▶ **Exercise description**
Return every entry exactly as written.

Dataset entries
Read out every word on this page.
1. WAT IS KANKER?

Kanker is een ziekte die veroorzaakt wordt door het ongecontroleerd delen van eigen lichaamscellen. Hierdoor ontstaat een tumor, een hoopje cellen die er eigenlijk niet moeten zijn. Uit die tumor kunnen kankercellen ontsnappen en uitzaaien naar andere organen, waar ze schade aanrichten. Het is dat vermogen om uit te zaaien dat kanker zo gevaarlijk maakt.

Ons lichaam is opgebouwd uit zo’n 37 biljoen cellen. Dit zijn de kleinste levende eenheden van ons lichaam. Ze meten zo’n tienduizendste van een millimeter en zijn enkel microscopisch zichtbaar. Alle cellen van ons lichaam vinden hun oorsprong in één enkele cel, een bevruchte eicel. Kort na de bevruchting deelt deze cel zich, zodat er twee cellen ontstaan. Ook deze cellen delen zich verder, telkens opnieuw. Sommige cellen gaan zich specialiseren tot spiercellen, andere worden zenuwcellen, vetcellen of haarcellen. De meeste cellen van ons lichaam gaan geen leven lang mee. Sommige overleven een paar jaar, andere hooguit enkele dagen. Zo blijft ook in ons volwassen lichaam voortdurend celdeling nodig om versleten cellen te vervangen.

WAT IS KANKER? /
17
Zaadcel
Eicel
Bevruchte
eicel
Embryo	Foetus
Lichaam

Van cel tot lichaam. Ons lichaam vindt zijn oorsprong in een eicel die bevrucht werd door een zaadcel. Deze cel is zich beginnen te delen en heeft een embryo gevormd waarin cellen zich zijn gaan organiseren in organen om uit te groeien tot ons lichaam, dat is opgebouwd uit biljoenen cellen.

▶ **Written response**
Read out every word on this page.
1. WAT IS KANKER?

Kanker is een ziekte die veroorzaakt wordt door het ongecontroleerd delen van eigen lichaamscellen. Hierdoor ontstaat een tumor, een hoopje cellen die er eigenlijk niet moeten zijn. Uit die tumor kunnen kankercellen ontsnappen en uitzaaien naar andere organen, waar ze schade aanrichten. Het is dat vermogen om uit te zaaien dat kanker zo gevaarlijk maakt.

Ons lichaam is opgebouwd uit zo’n 37 biljoen cellen. Dit zijn de kleinste levende eenheden van ons lichaam. Ze meten zo’n tienduizendste van een millimeter en zijn enkel microscopisch zichtbaar. Alle cellen van ons lichaam vinden hun oorsprong in één enkele cel, een bevruchte eicel. Kort na de bevruchting deelt deze cel zich, zodat er twee cellen ontstaan. Ook deze cellen delen zich verder, telkens opnieuw. Sommige cellen gaan zich specialiseren tot spiercellen, andere worden zenuwcellen, vetcellen of haarcellen. De meeste cellen van ons lichaam gaan geen leven lang mee. Sommige overleven een paar jaar, andere hooguit enkele dagen. Zo blijft ook in ons volwassen lichaam voortdurend celdeling nodig om versleten cellen te vervangen.

WAT IS KANKER? /
17
Zaadcel
Eicel
Bevruchte
eicel
Embryo	Foetus
Lichaam

Van cel tot lichaam. Ons lichaam vindt zijn oorsprong in een eicel die bevrucht werd door een zaadcel. Deze cel is zich beginnen te delen en heeft een embryo gevormd waarin cellen zich zijn gaan organiseren in organen om uit te groeien tot ons lichaam, dat is opgebouwd uit biljoenen cellen.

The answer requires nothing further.